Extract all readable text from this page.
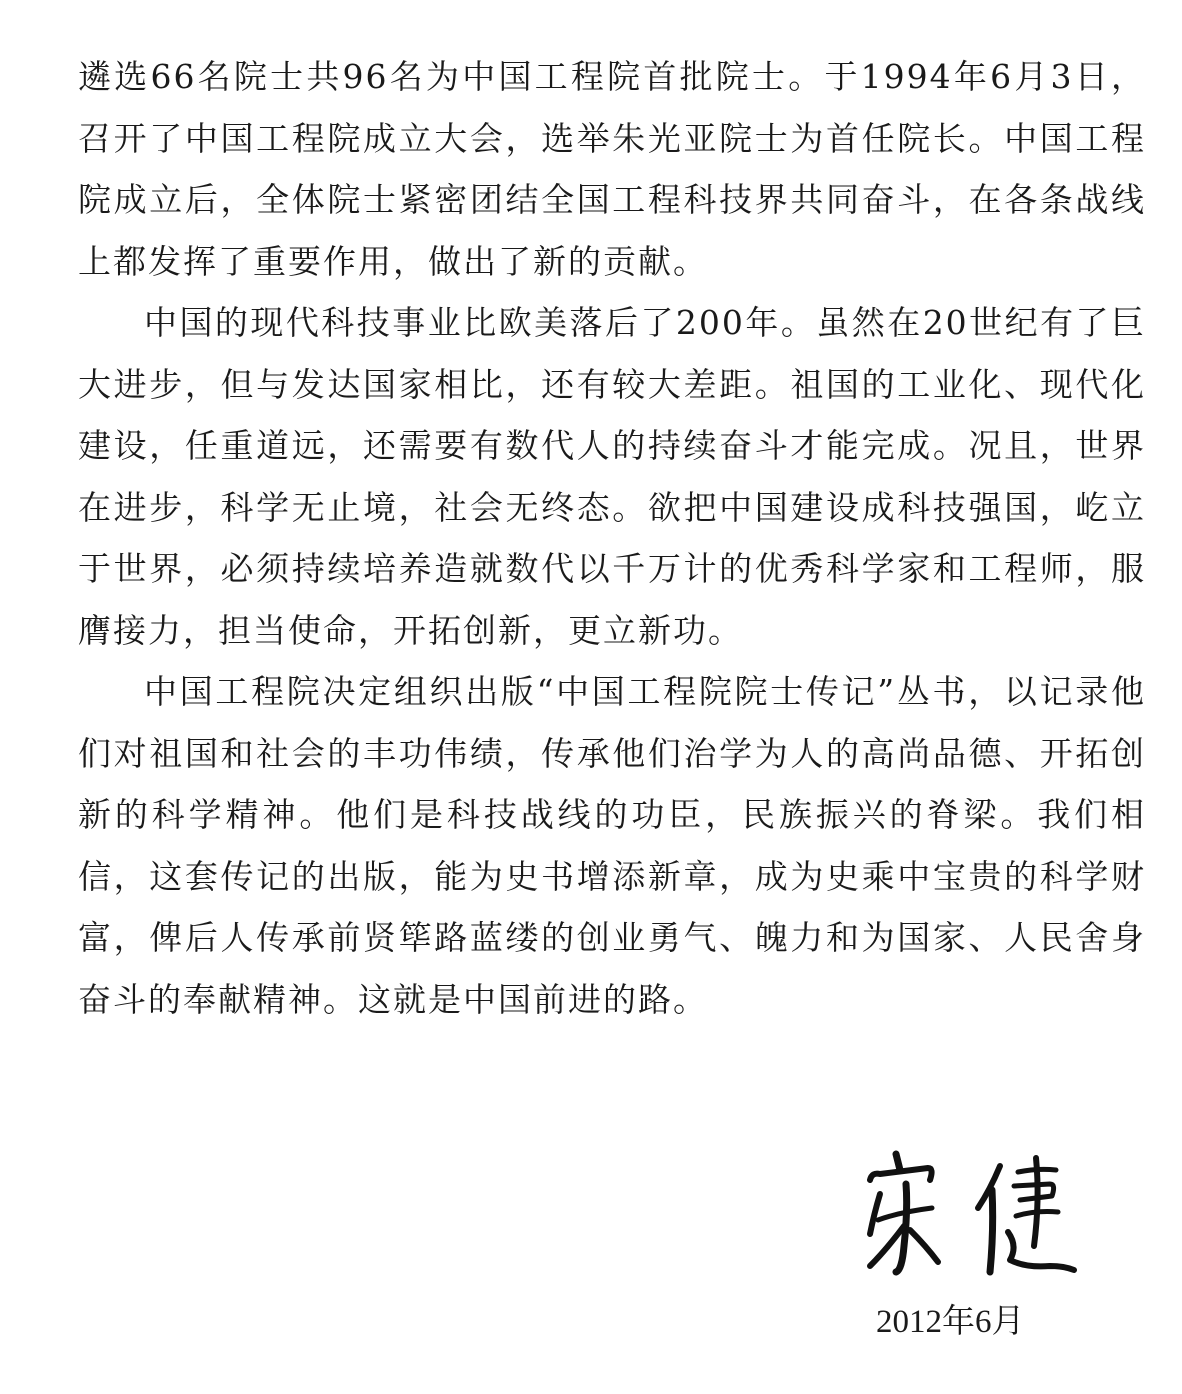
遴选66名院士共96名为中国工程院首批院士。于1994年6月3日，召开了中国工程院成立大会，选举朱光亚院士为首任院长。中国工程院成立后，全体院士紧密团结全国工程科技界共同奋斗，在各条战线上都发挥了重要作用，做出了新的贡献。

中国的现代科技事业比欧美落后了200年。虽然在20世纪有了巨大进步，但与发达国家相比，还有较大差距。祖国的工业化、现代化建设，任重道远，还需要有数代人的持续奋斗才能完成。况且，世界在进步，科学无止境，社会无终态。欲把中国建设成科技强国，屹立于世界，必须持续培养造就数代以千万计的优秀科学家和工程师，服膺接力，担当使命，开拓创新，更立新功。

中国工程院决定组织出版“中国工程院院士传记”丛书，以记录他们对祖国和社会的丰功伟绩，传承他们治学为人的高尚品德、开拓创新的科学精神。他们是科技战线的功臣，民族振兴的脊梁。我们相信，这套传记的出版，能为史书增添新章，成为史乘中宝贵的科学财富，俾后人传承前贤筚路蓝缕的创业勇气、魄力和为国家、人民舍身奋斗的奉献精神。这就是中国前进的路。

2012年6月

■ ■ ■ ■ ■

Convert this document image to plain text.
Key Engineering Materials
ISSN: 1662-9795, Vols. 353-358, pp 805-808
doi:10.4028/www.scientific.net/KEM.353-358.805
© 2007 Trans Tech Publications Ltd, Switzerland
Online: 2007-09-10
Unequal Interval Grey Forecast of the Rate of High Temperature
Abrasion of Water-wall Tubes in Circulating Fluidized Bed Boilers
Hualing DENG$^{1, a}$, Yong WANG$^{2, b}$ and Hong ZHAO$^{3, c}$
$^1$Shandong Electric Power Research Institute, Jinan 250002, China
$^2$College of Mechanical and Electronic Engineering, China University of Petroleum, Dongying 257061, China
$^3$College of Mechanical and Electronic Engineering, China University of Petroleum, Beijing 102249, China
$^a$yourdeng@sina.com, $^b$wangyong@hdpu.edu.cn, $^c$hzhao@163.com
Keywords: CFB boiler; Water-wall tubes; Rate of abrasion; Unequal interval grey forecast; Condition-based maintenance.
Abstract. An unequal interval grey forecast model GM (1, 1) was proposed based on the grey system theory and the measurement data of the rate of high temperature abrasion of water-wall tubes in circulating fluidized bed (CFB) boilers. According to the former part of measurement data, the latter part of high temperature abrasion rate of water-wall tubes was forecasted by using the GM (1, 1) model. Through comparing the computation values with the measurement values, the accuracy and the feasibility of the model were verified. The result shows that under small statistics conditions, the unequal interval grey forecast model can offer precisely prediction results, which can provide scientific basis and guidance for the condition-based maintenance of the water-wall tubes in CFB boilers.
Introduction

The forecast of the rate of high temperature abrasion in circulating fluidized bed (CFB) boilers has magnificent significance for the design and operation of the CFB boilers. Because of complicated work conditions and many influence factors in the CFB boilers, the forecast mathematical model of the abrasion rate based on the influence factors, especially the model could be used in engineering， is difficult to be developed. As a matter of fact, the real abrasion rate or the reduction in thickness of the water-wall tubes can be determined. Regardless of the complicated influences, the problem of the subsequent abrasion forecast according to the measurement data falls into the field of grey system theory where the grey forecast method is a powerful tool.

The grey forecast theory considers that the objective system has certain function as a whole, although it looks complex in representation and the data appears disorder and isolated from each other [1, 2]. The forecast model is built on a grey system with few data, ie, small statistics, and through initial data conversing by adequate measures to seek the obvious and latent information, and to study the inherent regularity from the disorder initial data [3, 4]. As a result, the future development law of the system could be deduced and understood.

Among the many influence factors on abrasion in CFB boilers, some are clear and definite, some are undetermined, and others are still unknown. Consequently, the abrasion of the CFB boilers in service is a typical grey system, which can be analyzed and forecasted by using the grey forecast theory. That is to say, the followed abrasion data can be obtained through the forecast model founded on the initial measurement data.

■ ■ ■ ■ ■

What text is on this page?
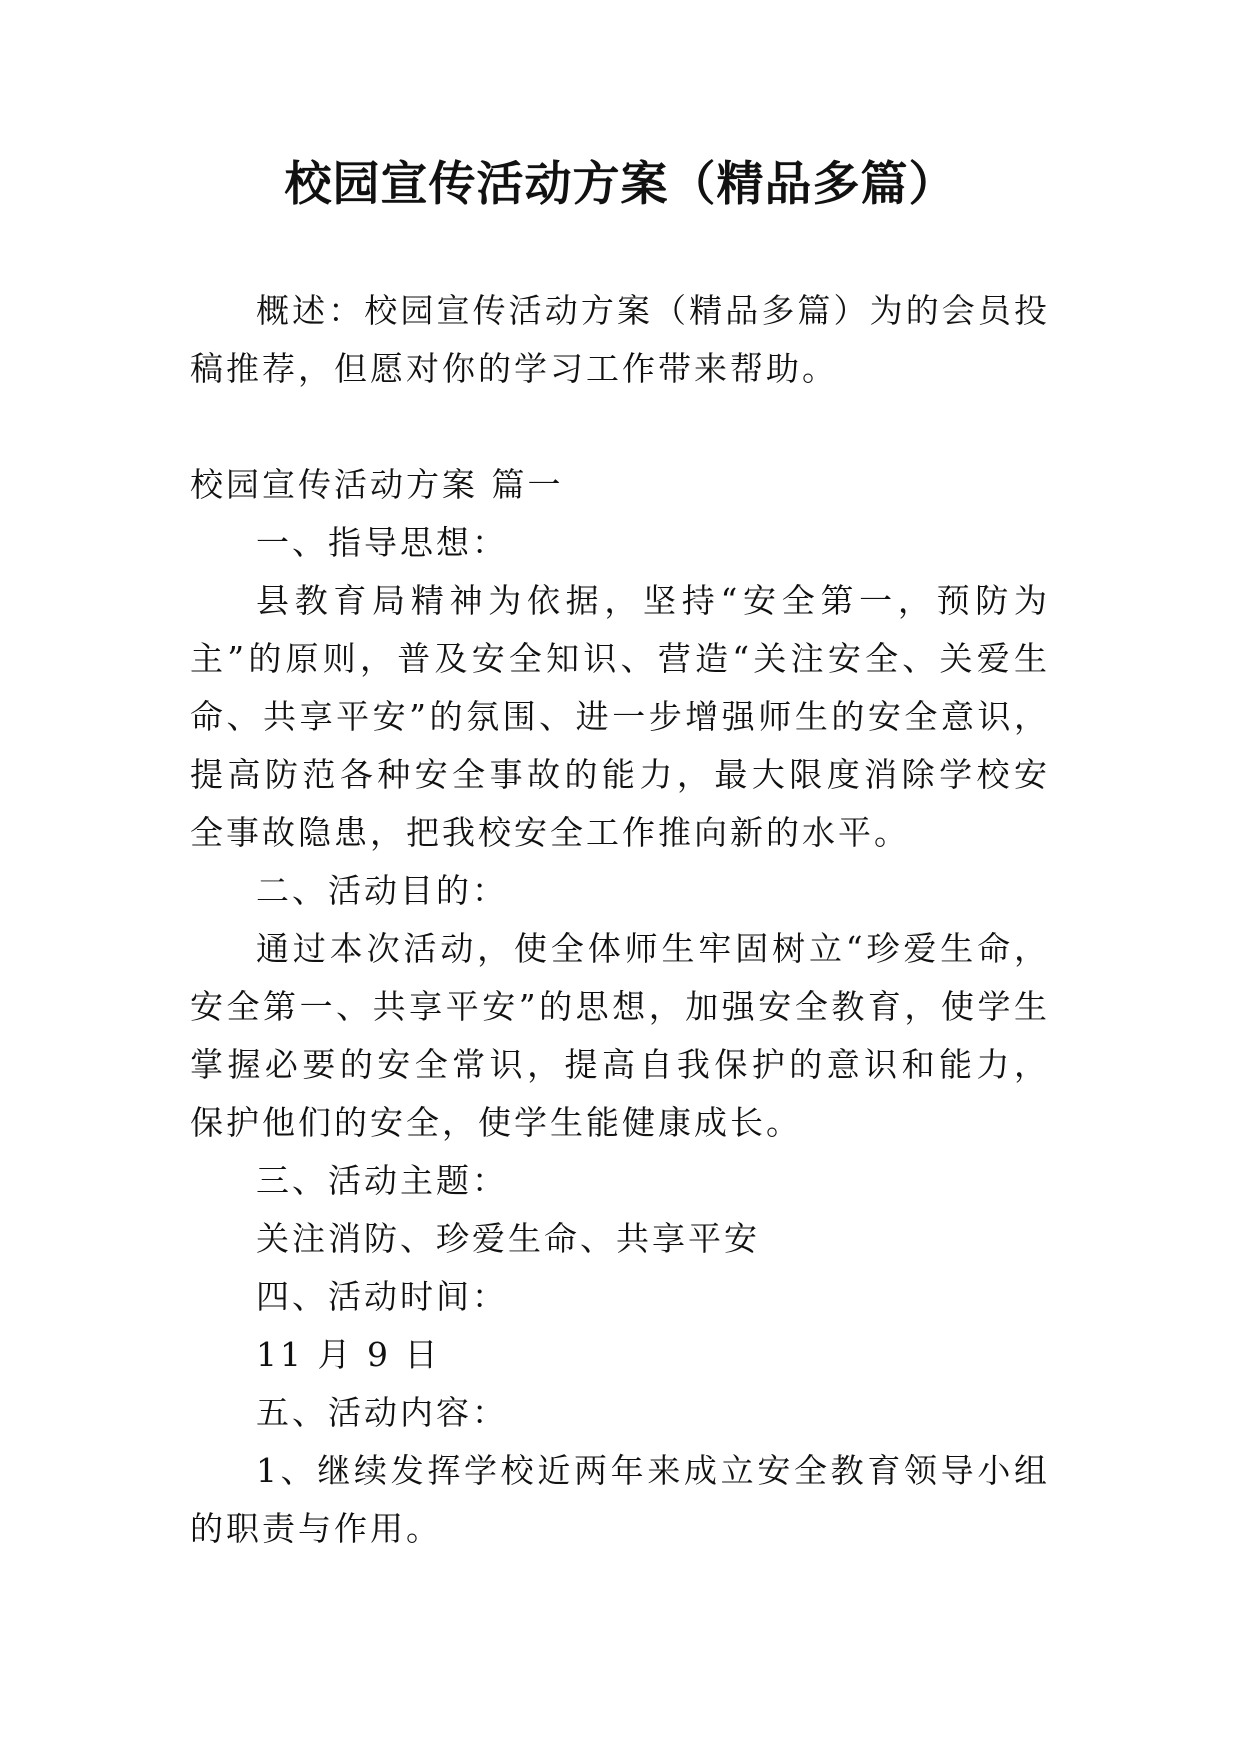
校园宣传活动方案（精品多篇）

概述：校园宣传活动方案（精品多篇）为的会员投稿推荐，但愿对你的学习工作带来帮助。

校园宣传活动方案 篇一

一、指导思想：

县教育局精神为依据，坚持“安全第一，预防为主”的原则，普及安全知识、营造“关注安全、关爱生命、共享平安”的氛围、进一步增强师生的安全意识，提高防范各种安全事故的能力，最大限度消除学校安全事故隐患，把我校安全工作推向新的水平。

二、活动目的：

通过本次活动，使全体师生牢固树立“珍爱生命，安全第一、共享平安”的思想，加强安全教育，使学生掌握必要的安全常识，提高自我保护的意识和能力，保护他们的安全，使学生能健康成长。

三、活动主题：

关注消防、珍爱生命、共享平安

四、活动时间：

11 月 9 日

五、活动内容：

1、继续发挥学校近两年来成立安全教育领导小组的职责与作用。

■ ■ ■ ■ ■

Write out every line of the entries that holds the word "安全第一".

县教育局精神为依据，坚持“安全第一，预防为主”的原则，普及安全知识、营造“关注安全、关爱生命、共享平安”的氛围、进一步增强师生的安全意识，提高防范各种安全事故的能力，最大限度消除学校安全事故隐患，把我校安全工作推向新的水平。
通过本次活动，使全体师生牢固树立“珍爱生命，安全第一、共享平安”的思想，加强安全教育，使学生掌握必要的安全常识，提高自我保护的意识和能力，保护他们的安全，使学生能健康成长。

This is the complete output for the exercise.